Excerpt from a dataset:
╭──

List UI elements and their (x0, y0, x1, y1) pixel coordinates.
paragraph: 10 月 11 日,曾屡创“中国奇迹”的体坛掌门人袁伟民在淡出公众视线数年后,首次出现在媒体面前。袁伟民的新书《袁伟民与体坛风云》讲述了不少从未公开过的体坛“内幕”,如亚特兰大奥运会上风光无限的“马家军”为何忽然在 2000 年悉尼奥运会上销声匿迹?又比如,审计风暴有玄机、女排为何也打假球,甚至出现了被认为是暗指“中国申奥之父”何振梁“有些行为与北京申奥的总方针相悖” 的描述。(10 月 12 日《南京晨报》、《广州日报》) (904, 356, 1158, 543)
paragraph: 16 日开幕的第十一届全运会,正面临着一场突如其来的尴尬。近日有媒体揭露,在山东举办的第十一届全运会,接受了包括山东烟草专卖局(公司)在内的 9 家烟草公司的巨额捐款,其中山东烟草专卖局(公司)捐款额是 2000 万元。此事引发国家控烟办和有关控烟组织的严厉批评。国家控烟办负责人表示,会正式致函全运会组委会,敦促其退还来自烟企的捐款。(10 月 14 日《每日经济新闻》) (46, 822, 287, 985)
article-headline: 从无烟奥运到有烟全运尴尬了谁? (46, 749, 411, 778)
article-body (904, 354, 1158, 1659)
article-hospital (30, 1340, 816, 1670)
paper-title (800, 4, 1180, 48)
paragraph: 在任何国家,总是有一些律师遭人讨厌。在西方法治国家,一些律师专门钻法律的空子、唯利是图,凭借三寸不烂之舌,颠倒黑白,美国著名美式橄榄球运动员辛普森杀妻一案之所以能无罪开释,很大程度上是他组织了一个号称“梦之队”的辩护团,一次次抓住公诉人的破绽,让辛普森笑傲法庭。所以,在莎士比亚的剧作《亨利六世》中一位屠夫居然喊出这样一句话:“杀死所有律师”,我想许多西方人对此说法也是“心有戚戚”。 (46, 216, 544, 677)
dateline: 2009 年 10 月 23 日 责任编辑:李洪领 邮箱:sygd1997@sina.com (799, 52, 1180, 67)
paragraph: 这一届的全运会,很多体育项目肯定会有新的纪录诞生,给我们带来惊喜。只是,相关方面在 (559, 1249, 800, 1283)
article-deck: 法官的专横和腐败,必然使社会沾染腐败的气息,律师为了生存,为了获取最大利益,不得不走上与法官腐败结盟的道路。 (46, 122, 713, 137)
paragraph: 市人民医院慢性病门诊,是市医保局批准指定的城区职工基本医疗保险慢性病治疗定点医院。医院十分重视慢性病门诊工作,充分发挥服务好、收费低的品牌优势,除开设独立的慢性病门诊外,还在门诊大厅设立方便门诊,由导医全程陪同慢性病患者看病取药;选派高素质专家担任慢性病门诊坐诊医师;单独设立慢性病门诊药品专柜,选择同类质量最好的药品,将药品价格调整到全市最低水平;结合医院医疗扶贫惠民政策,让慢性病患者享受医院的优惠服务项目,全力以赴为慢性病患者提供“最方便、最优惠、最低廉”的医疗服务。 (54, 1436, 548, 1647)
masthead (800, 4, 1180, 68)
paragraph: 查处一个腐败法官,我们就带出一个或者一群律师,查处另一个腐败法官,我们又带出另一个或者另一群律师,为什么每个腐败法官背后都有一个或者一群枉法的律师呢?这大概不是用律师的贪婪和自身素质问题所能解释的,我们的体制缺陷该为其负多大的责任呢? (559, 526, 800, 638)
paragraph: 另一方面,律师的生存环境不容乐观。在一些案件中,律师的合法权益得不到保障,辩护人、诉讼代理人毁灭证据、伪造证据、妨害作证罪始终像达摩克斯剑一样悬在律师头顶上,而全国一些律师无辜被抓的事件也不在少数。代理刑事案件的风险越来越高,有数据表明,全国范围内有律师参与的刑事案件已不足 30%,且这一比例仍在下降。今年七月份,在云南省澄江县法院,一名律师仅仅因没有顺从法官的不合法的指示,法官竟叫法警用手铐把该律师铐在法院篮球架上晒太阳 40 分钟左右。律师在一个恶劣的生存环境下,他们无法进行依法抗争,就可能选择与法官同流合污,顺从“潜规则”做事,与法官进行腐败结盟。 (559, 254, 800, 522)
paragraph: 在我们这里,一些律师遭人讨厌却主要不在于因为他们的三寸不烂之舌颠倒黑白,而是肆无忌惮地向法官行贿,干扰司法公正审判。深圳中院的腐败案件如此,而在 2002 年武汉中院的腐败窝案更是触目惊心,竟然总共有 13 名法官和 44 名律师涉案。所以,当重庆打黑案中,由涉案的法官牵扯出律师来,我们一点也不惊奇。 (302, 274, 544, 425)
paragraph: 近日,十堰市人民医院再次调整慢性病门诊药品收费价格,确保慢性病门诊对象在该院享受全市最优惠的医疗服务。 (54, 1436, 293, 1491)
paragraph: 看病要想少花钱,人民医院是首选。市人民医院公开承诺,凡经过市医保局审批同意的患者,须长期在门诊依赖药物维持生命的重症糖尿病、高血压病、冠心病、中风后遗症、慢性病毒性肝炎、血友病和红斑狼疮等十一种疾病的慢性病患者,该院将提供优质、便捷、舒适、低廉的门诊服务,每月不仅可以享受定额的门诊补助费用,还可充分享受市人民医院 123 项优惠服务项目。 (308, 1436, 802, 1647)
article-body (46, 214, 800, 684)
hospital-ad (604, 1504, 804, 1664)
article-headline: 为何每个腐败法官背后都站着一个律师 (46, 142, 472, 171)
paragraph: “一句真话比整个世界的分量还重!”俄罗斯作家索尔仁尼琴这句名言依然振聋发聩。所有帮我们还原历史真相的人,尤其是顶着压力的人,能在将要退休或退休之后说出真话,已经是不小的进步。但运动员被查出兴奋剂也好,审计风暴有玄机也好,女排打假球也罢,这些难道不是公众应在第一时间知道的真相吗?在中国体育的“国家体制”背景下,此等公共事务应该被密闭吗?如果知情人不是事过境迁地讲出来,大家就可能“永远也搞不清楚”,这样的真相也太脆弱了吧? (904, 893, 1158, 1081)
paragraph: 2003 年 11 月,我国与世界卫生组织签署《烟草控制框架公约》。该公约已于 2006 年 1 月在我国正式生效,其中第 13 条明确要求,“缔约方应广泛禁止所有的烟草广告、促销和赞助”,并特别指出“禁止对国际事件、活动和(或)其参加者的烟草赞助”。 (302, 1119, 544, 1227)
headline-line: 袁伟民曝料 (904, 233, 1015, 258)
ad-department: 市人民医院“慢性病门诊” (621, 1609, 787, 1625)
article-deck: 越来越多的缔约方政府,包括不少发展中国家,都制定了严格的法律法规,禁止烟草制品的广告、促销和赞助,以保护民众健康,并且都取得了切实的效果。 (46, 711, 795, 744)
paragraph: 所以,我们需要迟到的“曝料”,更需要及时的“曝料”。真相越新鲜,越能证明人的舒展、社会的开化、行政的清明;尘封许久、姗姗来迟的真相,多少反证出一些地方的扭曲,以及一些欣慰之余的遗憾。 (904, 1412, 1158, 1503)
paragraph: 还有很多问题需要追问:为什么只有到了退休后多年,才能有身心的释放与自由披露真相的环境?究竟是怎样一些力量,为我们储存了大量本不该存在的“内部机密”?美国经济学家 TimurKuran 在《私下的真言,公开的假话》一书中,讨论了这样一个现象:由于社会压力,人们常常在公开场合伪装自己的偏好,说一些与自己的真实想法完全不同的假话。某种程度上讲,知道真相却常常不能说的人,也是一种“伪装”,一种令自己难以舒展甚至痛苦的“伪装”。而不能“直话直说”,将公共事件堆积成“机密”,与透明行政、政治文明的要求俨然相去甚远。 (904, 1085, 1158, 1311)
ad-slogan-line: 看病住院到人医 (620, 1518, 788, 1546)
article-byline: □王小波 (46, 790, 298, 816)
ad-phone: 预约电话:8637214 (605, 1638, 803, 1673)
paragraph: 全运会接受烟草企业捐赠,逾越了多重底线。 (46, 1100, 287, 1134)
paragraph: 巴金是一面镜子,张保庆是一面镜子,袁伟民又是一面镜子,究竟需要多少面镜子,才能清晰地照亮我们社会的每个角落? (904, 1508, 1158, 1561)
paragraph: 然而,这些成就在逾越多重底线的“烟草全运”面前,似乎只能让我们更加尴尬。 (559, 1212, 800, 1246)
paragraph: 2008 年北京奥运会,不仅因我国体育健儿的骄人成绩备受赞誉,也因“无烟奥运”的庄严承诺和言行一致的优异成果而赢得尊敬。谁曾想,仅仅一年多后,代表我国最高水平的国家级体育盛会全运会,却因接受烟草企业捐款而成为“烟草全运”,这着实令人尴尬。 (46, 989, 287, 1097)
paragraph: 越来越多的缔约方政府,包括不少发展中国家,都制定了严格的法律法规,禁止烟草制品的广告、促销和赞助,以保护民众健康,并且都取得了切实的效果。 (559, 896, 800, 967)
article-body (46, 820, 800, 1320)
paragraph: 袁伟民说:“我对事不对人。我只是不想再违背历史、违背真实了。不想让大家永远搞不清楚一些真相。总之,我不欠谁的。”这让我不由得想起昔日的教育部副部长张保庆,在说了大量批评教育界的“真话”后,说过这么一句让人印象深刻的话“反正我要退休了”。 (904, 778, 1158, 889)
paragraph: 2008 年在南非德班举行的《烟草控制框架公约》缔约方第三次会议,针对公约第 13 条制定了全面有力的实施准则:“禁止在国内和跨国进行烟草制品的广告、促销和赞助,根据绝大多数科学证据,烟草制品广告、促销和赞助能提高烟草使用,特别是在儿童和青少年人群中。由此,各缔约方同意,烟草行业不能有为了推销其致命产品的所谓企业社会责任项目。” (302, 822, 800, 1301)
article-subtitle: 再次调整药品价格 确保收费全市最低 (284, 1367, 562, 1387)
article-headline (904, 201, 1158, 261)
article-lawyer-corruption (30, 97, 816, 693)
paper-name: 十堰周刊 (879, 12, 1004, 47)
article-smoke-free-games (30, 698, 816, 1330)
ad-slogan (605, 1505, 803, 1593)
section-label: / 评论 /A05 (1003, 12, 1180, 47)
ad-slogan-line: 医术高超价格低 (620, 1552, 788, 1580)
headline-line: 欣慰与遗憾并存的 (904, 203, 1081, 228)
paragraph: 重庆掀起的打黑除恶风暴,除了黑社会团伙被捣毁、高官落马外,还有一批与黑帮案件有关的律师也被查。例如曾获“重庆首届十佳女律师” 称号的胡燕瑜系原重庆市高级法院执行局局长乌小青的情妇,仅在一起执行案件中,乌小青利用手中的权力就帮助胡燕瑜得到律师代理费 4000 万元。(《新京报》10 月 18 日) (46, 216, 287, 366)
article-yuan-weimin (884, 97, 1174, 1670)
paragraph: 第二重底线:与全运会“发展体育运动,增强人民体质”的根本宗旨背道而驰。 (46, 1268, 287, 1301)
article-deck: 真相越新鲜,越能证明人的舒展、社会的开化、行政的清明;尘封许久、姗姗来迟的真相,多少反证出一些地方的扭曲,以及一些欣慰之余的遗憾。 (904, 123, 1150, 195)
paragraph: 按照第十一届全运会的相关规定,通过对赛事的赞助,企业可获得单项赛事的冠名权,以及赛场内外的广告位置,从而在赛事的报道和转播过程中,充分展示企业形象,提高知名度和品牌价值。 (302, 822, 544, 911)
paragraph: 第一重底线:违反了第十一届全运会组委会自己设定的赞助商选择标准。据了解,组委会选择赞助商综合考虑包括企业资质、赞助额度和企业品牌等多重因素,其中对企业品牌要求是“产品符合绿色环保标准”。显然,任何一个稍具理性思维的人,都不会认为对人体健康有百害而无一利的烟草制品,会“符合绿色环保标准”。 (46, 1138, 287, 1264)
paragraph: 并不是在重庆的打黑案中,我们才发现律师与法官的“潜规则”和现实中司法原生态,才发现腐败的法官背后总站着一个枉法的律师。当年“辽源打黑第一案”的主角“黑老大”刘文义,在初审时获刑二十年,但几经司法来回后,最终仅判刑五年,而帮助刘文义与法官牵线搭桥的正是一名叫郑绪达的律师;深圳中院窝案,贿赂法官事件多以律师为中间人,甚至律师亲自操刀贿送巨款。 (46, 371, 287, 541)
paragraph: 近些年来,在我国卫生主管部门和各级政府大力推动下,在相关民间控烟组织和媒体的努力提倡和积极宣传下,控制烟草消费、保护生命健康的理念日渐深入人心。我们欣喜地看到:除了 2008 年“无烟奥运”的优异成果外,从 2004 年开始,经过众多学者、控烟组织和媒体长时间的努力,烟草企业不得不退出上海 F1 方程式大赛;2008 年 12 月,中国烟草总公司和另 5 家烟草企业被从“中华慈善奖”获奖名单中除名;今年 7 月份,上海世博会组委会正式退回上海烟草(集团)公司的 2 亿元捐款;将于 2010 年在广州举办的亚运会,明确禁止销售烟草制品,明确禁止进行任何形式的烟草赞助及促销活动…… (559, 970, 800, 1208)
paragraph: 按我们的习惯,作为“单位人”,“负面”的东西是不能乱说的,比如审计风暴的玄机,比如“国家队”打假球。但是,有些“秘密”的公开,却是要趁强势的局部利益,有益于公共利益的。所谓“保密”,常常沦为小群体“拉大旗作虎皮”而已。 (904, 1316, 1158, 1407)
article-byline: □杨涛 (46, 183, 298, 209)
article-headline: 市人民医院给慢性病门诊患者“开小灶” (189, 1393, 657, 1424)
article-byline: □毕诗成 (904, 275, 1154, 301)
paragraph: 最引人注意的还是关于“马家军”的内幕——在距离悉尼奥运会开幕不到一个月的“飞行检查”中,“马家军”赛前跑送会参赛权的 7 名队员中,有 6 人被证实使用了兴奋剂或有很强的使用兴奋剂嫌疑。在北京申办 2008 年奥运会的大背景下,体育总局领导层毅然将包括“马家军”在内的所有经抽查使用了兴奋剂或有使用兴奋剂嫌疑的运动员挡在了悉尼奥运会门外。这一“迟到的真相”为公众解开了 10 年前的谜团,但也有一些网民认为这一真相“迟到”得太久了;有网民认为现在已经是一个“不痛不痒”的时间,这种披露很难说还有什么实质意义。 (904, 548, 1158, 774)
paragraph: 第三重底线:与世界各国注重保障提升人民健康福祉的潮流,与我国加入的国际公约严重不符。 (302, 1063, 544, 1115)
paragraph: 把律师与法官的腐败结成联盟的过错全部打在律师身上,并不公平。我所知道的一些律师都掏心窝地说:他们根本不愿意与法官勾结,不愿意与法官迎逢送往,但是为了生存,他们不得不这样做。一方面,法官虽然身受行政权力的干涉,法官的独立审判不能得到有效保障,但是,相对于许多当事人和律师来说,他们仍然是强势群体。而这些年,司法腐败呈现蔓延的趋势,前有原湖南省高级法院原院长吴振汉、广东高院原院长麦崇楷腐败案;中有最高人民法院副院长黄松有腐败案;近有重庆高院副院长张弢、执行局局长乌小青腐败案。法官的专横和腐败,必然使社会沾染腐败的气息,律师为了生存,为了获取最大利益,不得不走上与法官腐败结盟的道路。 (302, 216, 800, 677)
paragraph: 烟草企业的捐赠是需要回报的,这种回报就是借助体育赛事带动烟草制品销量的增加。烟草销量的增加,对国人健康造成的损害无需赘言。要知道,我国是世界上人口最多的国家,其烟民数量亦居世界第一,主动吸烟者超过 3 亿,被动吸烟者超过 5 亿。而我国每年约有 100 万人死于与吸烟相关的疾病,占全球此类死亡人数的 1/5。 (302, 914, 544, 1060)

╰──

§ STATED GOAL: Revise the material from its first line through the line containing "526, 800, 638)", changing every "paragraph" to "text-block" and keeping everything else as it is.

§ EXERCISE RESULT:
List UI elements and their (x0, y0, x1, y1) pixel coordinates.
text-block: 10 月 11 日,曾屡创“中国奇迹”的体坛掌门人袁伟民在淡出公众视线数年后,首次出现在媒体面前。袁伟民的新书《袁伟民与体坛风云》讲述了不少从未公开过的体坛“内幕”,如亚特兰大奥运会上风光无限的“马家军”为何忽然在 2000 年悉尼奥运会上销声匿迹?又比如,审计风暴有玄机、女排为何也打假球,甚至出现了被认为是暗指“中国申奥之父”何振梁“有些行为与北京申奥的总方针相悖” 的描述。(10 月 12 日《南京晨报》、《广州日报》) (904, 356, 1158, 543)
text-block: 16 日开幕的第十一届全运会,正面临着一场突如其来的尴尬。近日有媒体揭露,在山东举办的第十一届全运会,接受了包括山东烟草专卖局(公司)在内的 9 家烟草公司的巨额捐款,其中山东烟草专卖局(公司)捐款额是 2000 万元。此事引发国家控烟办和有关控烟组织的严厉批评。国家控烟办负责人表示,会正式致函全运会组委会,敦促其退还来自烟企的捐款。(10 月 14 日《每日经济新闻》) (46, 822, 287, 985)
article-headline: 从无烟奥运到有烟全运尴尬了谁? (46, 749, 411, 778)
article-body (904, 354, 1158, 1659)
article-hospital (30, 1340, 816, 1670)
paper-title (800, 4, 1180, 48)
text-block: 在任何国家,总是有一些律师遭人讨厌。在西方法治国家,一些律师专门钻法律的空子、唯利是图,凭借三寸不烂之舌,颠倒黑白,美国著名美式橄榄球运动员辛普森杀妻一案之所以能无罪开释,很大程度上是他组织了一个号称“梦之队”的辩护团,一次次抓住公诉人的破绽,让辛普森笑傲法庭。所以,在莎士比亚的剧作《亨利六世》中一位屠夫居然喊出这样一句话:“杀死所有律师”,我想许多西方人对此说法也是“心有戚戚”。 (46, 216, 544, 677)
dateline: 2009 年 10 月 23 日 责任编辑:李洪领 邮箱:sygd1997@sina.com (799, 52, 1180, 67)
text-block: 这一届的全运会,很多体育项目肯定会有新的纪录诞生,给我们带来惊喜。只是,相关方面在 (559, 1249, 800, 1283)
article-deck: 法官的专横和腐败,必然使社会沾染腐败的气息,律师为了生存,为了获取最大利益,不得不走上与法官腐败结盟的道路。 (46, 122, 713, 137)
text-block: 市人民医院慢性病门诊,是市医保局批准指定的城区职工基本医疗保险慢性病治疗定点医院。医院十分重视慢性病门诊工作,充分发挥服务好、收费低的品牌优势,除开设独立的慢性病门诊外,还在门诊大厅设立方便门诊,由导医全程陪同慢性病患者看病取药;选派高素质专家担任慢性病门诊坐诊医师;单独设立慢性病门诊药品专柜,选择同类质量最好的药品,将药品价格调整到全市最低水平;结合医院医疗扶贫惠民政策,让慢性病患者享受医院的优惠服务项目,全力以赴为慢性病患者提供“最方便、最优惠、最低廉”的医疗服务。 (54, 1436, 548, 1647)
masthead (800, 4, 1180, 68)
text-block: 查处一个腐败法官,我们就带出一个或者一群律师,查处另一个腐败法官,我们又带出另一个或者另一群律师,为什么每个腐败法官背后都有一个或者一群枉法的律师呢?这大概不是用律师的贪婪和自身素质问题所能解释的,我们的体制缺陷该为其负多大的责任呢? (559, 526, 800, 638)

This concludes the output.